_What you have to do_. Look at the entries below and reproduce them exactly.
■ ■ ■ ■ ■ ■ ■
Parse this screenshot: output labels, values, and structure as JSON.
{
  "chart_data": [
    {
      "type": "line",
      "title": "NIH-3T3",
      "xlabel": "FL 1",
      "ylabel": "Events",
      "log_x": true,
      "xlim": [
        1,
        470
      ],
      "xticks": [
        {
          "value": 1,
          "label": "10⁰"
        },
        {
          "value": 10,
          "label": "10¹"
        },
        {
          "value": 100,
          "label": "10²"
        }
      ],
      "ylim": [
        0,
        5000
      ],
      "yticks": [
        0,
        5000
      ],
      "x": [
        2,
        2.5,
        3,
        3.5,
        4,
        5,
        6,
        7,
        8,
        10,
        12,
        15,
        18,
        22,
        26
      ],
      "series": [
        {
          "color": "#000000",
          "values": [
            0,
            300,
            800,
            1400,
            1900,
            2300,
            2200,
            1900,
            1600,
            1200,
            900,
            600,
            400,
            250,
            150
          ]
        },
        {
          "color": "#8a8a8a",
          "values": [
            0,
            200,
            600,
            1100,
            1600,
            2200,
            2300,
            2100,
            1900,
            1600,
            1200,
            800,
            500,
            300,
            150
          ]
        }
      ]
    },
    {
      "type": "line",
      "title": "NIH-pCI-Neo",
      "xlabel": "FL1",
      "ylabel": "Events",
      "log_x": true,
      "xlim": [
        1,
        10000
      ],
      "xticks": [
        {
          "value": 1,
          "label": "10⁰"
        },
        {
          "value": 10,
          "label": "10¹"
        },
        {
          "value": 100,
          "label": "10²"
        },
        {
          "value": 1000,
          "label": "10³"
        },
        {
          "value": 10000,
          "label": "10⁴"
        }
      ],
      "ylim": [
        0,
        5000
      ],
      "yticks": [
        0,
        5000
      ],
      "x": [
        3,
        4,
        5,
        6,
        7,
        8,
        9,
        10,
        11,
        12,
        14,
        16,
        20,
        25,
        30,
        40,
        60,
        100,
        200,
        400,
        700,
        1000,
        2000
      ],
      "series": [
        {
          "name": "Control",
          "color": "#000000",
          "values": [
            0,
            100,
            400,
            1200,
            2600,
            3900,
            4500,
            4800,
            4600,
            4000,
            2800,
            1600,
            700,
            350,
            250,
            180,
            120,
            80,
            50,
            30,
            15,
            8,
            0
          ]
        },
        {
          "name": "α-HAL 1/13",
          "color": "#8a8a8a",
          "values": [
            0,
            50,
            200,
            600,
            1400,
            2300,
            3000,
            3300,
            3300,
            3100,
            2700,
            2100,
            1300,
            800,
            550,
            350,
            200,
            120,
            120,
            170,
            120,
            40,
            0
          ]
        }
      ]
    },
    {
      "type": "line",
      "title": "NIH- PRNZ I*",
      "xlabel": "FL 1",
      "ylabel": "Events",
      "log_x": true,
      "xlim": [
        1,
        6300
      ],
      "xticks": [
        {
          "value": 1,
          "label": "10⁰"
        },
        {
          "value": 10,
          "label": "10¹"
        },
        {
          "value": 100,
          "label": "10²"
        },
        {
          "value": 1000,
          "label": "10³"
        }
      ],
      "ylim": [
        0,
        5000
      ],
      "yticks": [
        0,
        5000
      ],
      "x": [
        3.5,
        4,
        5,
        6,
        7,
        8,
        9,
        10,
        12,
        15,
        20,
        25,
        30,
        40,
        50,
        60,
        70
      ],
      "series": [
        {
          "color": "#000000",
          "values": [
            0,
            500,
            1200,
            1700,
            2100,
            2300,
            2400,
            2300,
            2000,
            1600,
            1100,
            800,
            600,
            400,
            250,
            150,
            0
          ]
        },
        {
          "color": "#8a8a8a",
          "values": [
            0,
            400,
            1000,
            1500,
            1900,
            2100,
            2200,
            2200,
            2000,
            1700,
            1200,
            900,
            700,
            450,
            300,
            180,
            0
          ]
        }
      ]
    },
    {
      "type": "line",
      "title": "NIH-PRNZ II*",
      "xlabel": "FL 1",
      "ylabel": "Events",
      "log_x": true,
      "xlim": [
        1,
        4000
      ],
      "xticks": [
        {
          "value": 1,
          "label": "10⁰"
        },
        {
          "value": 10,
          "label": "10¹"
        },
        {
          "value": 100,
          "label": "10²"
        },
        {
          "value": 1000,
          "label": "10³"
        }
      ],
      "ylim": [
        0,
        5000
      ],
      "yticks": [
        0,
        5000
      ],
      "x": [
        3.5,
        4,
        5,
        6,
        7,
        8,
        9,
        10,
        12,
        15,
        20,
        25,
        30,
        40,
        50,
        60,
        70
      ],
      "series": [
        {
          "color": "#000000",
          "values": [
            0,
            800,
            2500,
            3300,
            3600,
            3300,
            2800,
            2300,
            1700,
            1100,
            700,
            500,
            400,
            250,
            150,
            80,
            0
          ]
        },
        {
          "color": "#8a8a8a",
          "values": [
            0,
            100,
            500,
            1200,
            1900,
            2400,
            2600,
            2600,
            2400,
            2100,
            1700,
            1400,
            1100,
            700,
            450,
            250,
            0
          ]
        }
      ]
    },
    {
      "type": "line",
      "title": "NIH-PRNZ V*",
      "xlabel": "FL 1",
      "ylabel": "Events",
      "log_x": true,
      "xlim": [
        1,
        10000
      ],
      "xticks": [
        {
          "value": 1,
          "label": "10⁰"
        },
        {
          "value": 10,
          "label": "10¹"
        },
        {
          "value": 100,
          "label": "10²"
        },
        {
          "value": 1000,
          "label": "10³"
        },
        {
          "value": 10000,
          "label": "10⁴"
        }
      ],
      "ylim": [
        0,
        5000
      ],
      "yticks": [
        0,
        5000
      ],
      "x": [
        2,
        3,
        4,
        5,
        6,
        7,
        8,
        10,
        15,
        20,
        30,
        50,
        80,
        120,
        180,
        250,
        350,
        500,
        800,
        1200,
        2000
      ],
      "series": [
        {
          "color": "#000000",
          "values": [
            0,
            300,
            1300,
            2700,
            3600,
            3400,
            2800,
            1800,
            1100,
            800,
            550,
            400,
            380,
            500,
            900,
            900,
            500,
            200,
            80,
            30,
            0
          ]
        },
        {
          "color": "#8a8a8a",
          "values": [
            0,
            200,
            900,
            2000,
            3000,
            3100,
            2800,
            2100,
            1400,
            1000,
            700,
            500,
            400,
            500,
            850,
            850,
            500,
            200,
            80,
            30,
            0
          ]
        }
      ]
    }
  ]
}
■ ■ ■ ■ ■ ■ ■
_Complete output_.
Parse this screenshot: output labels, values, and structure as JSON.
{
  "chart_data": [
    {
      "type": "line",
      "title": "NIH-3T3",
      "xlabel": "FL 1",
      "ylabel": "Events",
      "log_x": true,
      "xlim": [
        1,
        470
      ],
      "xticks": [
        {
          "value": 1,
          "label": "10⁰"
        },
        {
          "value": 10,
          "label": "10¹"
        },
        {
          "value": 100,
          "label": "10²"
        }
      ],
      "ylim": [
        0,
        5000
      ],
      "yticks": [
        0,
        5000
      ],
      "x": [
        2,
        2.5,
        3,
        3.5,
        4,
        5,
        6,
        7,
        8,
        10,
        12,
        15,
        18,
        22,
        26
      ],
      "series": [
        {
          "color": "#000000",
          "values": [
            0,
            300,
            800,
            1400,
            1900,
            2300,
            2200,
            1900,
            1600,
            1200,
            900,
            600,
            400,
            250,
            150
          ]
        },
        {
          "color": "#8a8a8a",
          "values": [
            0,
            200,
            600,
            1100,
            1600,
            2200,
            2300,
            2100,
            1900,
            1600,
            1200,
            800,
            500,
            300,
            150
          ]
        }
      ]
    },
    {
      "type": "line",
      "title": "NIH-pCI-Neo",
      "xlabel": "FL1",
      "ylabel": "Events",
      "log_x": true,
      "xlim": [
        1,
        10000
      ],
      "xticks": [
        {
          "value": 1,
          "label": "10⁰"
        },
        {
          "value": 10,
          "label": "10¹"
        },
        {
          "value": 100,
          "label": "10²"
        },
        {
          "value": 1000,
          "label": "10³"
        },
        {
          "value": 10000,
          "label": "10⁴"
        }
      ],
      "ylim": [
        0,
        5000
      ],
      "yticks": [
        0,
        5000
      ],
      "x": [
        3,
        4,
        5,
        6,
        7,
        8,
        9,
        10,
        11,
        12,
        14,
        16,
        20,
        25,
        30,
        40,
        60,
        100,
        200,
        400,
        700,
        1000,
        2000
      ],
      "series": [
        {
          "name": "Control",
          "color": "#000000",
          "values": [
            0,
            100,
            400,
            1200,
            2600,
            3900,
            4500,
            4800,
            4600,
            4000,
            2800,
            1600,
            700,
            350,
            250,
            180,
            120,
            80,
            50,
            30,
            15,
            8,
            0
          ]
        },
        {
          "name": "α-HAL 1/13",
          "color": "#8a8a8a",
          "values": [
            0,
            50,
            200,
            600,
            1400,
            2300,
            3000,
            3300,
            3300,
            3100,
            2700,
            2100,
            1300,
            800,
            550,
            350,
            200,
            120,
            120,
            170,
            120,
            40,
            0
          ]
        }
      ]
    },
    {
      "type": "line",
      "title": "NIH- PRNZ I*",
      "xlabel": "FL 1",
      "ylabel": "Events",
      "log_x": true,
      "xlim": [
        1,
        6300
      ],
      "xticks": [
        {
          "value": 1,
          "label": "10⁰"
        },
        {
          "value": 10,
          "label": "10¹"
        },
        {
          "value": 100,
          "label": "10²"
        },
        {
          "value": 1000,
          "label": "10³"
        }
      ],
      "ylim": [
        0,
        5000
      ],
      "yticks": [
        0,
        5000
      ],
      "x": [
        3.5,
        4,
        5,
        6,
        7,
        8,
        9,
        10,
        12,
        15,
        20,
        25,
        30,
        40,
        50,
        60,
        70
      ],
      "series": [
        {
          "color": "#000000",
          "values": [
            0,
            500,
            1200,
            1700,
            2100,
            2300,
            2400,
            2300,
            2000,
            1600,
            1100,
            800,
            600,
            400,
            250,
            150,
            0
          ]
        },
        {
          "color": "#8a8a8a",
          "values": [
            0,
            400,
            1000,
            1500,
            1900,
            2100,
            2200,
            2200,
            2000,
            1700,
            1200,
            900,
            700,
            450,
            300,
            180,
            0
          ]
        }
      ]
    },
    {
      "type": "line",
      "title": "NIH-PRNZ II*",
      "xlabel": "FL 1",
      "ylabel": "Events",
      "log_x": true,
      "xlim": [
        1,
        4000
      ],
      "xticks": [
        {
          "value": 1,
          "label": "10⁰"
        },
        {
          "value": 10,
          "label": "10¹"
        },
        {
          "value": 100,
          "label": "10²"
        },
        {
          "value": 1000,
          "label": "10³"
        }
      ],
      "ylim": [
        0,
        5000
      ],
      "yticks": [
        0,
        5000
      ],
      "x": [
        3.5,
        4,
        5,
        6,
        7,
        8,
        9,
        10,
        12,
        15,
        20,
        25,
        30,
        40,
        50,
        60,
        70
      ],
      "series": [
        {
          "color": "#000000",
          "values": [
            0,
            800,
            2500,
            3300,
            3600,
            3300,
            2800,
            2300,
            1700,
            1100,
            700,
            500,
            400,
            250,
            150,
            80,
            0
          ]
        },
        {
          "color": "#8a8a8a",
          "values": [
            0,
            100,
            500,
            1200,
            1900,
            2400,
            2600,
            2600,
            2400,
            2100,
            1700,
            1400,
            1100,
            700,
            450,
            250,
            0
          ]
        }
      ]
    },
    {
      "type": "line",
      "title": "NIH-PRNZ V*",
      "xlabel": "FL 1",
      "ylabel": "Events",
      "log_x": true,
      "xlim": [
        1,
        10000
      ],
      "xticks": [
        {
          "value": 1,
          "label": "10⁰"
        },
        {
          "value": 10,
          "label": "10¹"
        },
        {
          "value": 100,
          "label": "10²"
        },
        {
          "value": 1000,
          "label": "10³"
        },
        {
          "value": 10000,
          "label": "10⁴"
        }
      ],
      "ylim": [
        0,
        5000
      ],
      "yticks": [
        0,
        5000
      ],
      "x": [
        2,
        3,
        4,
        5,
        6,
        7,
        8,
        10,
        15,
        20,
        30,
        50,
        80,
        120,
        180,
        250,
        350,
        500,
        800,
        1200,
        2000
      ],
      "series": [
        {
          "color": "#000000",
          "values": [
            0,
            300,
            1300,
            2700,
            3600,
            3400,
            2800,
            1800,
            1100,
            800,
            550,
            400,
            380,
            500,
            900,
            900,
            500,
            200,
            80,
            30,
            0
          ]
        },
        {
          "color": "#8a8a8a",
          "values": [
            0,
            200,
            900,
            2000,
            3000,
            3100,
            2800,
            2100,
            1400,
            1000,
            700,
            500,
            400,
            500,
            850,
            850,
            500,
            200,
            80,
            30,
            0
          ]
        }
      ]
    }
  ]
}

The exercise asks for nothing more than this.